▼
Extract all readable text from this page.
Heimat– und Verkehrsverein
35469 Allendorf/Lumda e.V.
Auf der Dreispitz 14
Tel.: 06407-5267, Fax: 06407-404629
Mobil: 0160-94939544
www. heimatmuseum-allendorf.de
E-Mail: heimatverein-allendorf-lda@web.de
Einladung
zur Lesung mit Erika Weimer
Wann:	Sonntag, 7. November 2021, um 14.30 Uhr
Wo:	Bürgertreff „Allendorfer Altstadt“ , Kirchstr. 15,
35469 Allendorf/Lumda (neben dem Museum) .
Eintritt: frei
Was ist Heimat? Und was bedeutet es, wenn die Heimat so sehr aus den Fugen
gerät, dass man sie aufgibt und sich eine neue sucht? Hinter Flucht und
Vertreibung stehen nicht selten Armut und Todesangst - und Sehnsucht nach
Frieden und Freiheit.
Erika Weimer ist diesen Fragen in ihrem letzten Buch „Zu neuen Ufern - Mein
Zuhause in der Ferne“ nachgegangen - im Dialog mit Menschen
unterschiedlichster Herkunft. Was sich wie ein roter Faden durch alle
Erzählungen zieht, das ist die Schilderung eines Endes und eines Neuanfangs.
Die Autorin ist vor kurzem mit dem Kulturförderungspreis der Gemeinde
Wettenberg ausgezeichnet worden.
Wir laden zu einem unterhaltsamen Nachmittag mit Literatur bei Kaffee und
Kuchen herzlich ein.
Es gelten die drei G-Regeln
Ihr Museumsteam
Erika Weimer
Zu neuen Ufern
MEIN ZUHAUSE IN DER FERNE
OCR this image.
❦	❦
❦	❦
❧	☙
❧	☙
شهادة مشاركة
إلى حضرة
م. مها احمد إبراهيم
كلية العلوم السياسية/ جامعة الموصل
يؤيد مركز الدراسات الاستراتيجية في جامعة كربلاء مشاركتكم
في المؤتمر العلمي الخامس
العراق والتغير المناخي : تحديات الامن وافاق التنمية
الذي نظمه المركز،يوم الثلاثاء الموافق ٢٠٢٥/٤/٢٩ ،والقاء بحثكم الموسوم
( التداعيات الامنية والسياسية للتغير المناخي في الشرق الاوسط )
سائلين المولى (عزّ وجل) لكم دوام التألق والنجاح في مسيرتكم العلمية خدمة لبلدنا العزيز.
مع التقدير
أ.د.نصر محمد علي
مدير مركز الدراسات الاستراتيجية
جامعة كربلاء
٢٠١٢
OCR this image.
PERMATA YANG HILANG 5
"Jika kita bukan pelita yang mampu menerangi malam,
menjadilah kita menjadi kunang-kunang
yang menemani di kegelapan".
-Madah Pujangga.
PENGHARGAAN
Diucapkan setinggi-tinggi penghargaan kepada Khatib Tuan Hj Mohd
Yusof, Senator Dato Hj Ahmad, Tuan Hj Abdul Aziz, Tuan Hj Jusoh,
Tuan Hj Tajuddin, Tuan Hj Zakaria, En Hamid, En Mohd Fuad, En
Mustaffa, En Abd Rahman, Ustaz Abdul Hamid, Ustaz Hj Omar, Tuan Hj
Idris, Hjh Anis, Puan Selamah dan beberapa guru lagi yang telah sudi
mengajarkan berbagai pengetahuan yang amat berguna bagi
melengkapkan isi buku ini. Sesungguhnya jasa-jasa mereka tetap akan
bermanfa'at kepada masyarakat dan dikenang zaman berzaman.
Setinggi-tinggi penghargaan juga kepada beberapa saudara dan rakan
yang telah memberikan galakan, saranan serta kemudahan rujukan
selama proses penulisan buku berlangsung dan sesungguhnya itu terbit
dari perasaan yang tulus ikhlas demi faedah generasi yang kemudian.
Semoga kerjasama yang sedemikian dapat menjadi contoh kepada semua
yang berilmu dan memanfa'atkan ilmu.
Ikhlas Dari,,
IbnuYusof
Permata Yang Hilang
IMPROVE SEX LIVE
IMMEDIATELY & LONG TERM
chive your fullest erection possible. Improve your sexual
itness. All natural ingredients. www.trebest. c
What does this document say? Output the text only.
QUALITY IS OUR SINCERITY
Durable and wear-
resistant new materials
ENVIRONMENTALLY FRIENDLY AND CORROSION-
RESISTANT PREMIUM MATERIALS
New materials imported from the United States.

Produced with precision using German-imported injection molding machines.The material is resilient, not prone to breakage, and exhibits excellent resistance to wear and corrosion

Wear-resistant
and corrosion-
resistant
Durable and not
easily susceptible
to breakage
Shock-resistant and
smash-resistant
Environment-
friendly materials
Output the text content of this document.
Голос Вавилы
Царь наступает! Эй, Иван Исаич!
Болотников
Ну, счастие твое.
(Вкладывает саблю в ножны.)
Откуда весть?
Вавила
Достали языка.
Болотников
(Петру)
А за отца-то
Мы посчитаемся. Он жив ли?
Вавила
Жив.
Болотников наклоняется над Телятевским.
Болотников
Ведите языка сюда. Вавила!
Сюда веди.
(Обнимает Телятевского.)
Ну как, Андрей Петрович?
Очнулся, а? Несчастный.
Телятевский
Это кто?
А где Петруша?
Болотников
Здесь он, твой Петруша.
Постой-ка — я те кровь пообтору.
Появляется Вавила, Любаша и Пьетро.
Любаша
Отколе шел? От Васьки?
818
▲
* _WORK TO DO_
Give back all the records exactly as they stand.

* _FULL RESPONSE_
Extract all readable text from this page.
Heimat– und Verkehrsverein
35469 Allendorf/Lumda e.V.
Auf der Dreispitz 14
Tel.: 06407-5267, Fax: 06407-404629
Mobil: 0160-94939544
www. heimatmuseum-allendorf.de
E-Mail: heimatverein-allendorf-lda@web.de
Einladung
zur Lesung mit Erika Weimer
Wann:	Sonntag, 7. November 2021, um 14.30 Uhr
Wo:	Bürgertreff „Allendorfer Altstadt“ , Kirchstr. 15,
35469 Allendorf/Lumda (neben dem Museum) .
Eintritt: frei
Was ist Heimat? Und was bedeutet es, wenn die Heimat so sehr aus den Fugen
gerät, dass man sie aufgibt und sich eine neue sucht? Hinter Flucht und
Vertreibung stehen nicht selten Armut und Todesangst - und Sehnsucht nach
Frieden und Freiheit.
Erika Weimer ist diesen Fragen in ihrem letzten Buch „Zu neuen Ufern - Mein
Zuhause in der Ferne“ nachgegangen - im Dialog mit Menschen
unterschiedlichster Herkunft. Was sich wie ein roter Faden durch alle
Erzählungen zieht, das ist die Schilderung eines Endes und eines Neuanfangs.
Die Autorin ist vor kurzem mit dem Kulturförderungspreis der Gemeinde
Wettenberg ausgezeichnet worden.
Wir laden zu einem unterhaltsamen Nachmittag mit Literatur bei Kaffee und
Kuchen herzlich ein.
Es gelten die drei G-Regeln
Ihr Museumsteam
Erika Weimer
Zu neuen Ufern
MEIN ZUHAUSE IN DER FERNE
OCR this image.
❦	❦
❦	❦
❧	☙
❧	☙
شهادة مشاركة
إلى حضرة
م. مها احمد إبراهيم
كلية العلوم السياسية/ جامعة الموصل
يؤيد مركز الدراسات الاستراتيجية في جامعة كربلاء مشاركتكم
في المؤتمر العلمي الخامس
العراق والتغير المناخي : تحديات الامن وافاق التنمية
الذي نظمه المركز،يوم الثلاثاء الموافق ٢٠٢٥/٤/٢٩ ،والقاء بحثكم الموسوم
( التداعيات الامنية والسياسية للتغير المناخي في الشرق الاوسط )
سائلين المولى (عزّ وجل) لكم دوام التألق والنجاح في مسيرتكم العلمية خدمة لبلدنا العزيز.
مع التقدير
أ.د.نصر محمد علي
مدير مركز الدراسات الاستراتيجية
جامعة كربلاء
٢٠١٢
OCR this image.
PERMATA YANG HILANG 5
"Jika kita bukan pelita yang mampu menerangi malam,
menjadilah kita menjadi kunang-kunang
yang menemani di kegelapan".
-Madah Pujangga.
PENGHARGAAN
Diucapkan setinggi-tinggi penghargaan kepada Khatib Tuan Hj Mohd
Yusof, Senator Dato Hj Ahmad, Tuan Hj Abdul Aziz, Tuan Hj Jusoh,
Tuan Hj Tajuddin, Tuan Hj Zakaria, En Hamid, En Mohd Fuad, En
Mustaffa, En Abd Rahman, Ustaz Abdul Hamid, Ustaz Hj Omar, Tuan Hj
Idris, Hjh Anis, Puan Selamah dan beberapa guru lagi yang telah sudi
mengajarkan berbagai pengetahuan yang amat berguna bagi
melengkapkan isi buku ini. Sesungguhnya jasa-jasa mereka tetap akan
bermanfa'at kepada masyarakat dan dikenang zaman berzaman.
Setinggi-tinggi penghargaan juga kepada beberapa saudara dan rakan
yang telah memberikan galakan, saranan serta kemudahan rujukan
selama proses penulisan buku berlangsung dan sesungguhnya itu terbit
dari perasaan yang tulus ikhlas demi faedah generasi yang kemudian.
Semoga kerjasama yang sedemikian dapat menjadi contoh kepada semua
yang berilmu dan memanfa'atkan ilmu.
Ikhlas Dari,,
IbnuYusof
Permata Yang Hilang
IMPROVE SEX LIVE
IMMEDIATELY & LONG TERM
chive your fullest erection possible. Improve your sexual
itness. All natural ingredients. www.trebest. c
What does this document say? Output the text only.
QUALITY IS OUR SINCERITY
Durable and wear-
resistant new materials
ENVIRONMENTALLY FRIENDLY AND CORROSION-
RESISTANT PREMIUM MATERIALS
New materials imported from the United States.

Produced with precision using German-imported injection molding machines.The material is resilient, not prone to breakage, and exhibits excellent resistance to wear and corrosion

Wear-resistant
and corrosion-
resistant
Durable and not
easily susceptible
to breakage
Shock-resistant and
smash-resistant
Environment-
friendly materials
Output the text content of this document.
Голос Вавилы
Царь наступает! Эй, Иван Исаич!
Болотников
Ну, счастие твое.
(Вкладывает саблю в ножны.)
Откуда весть?
Вавила
Достали языка.
Болотников
(Петру)
А за отца-то
Мы посчитаемся. Он жив ли?
Вавила
Жив.
Болотников наклоняется над Телятевским.
Болотников
Ведите языка сюда. Вавила!
Сюда веди.
(Обнимает Телятевского.)
Ну как, Андрей Петрович?
Очнулся, а? Несчастный.
Телятевский
Это кто?
А где Петруша?
Болотников
Здесь он, твой Петруша.
Постой-ка — я те кровь пообтору.
Появляется Вавила, Любаша и Пьетро.
Любаша
Отколе шел? От Васьки?
818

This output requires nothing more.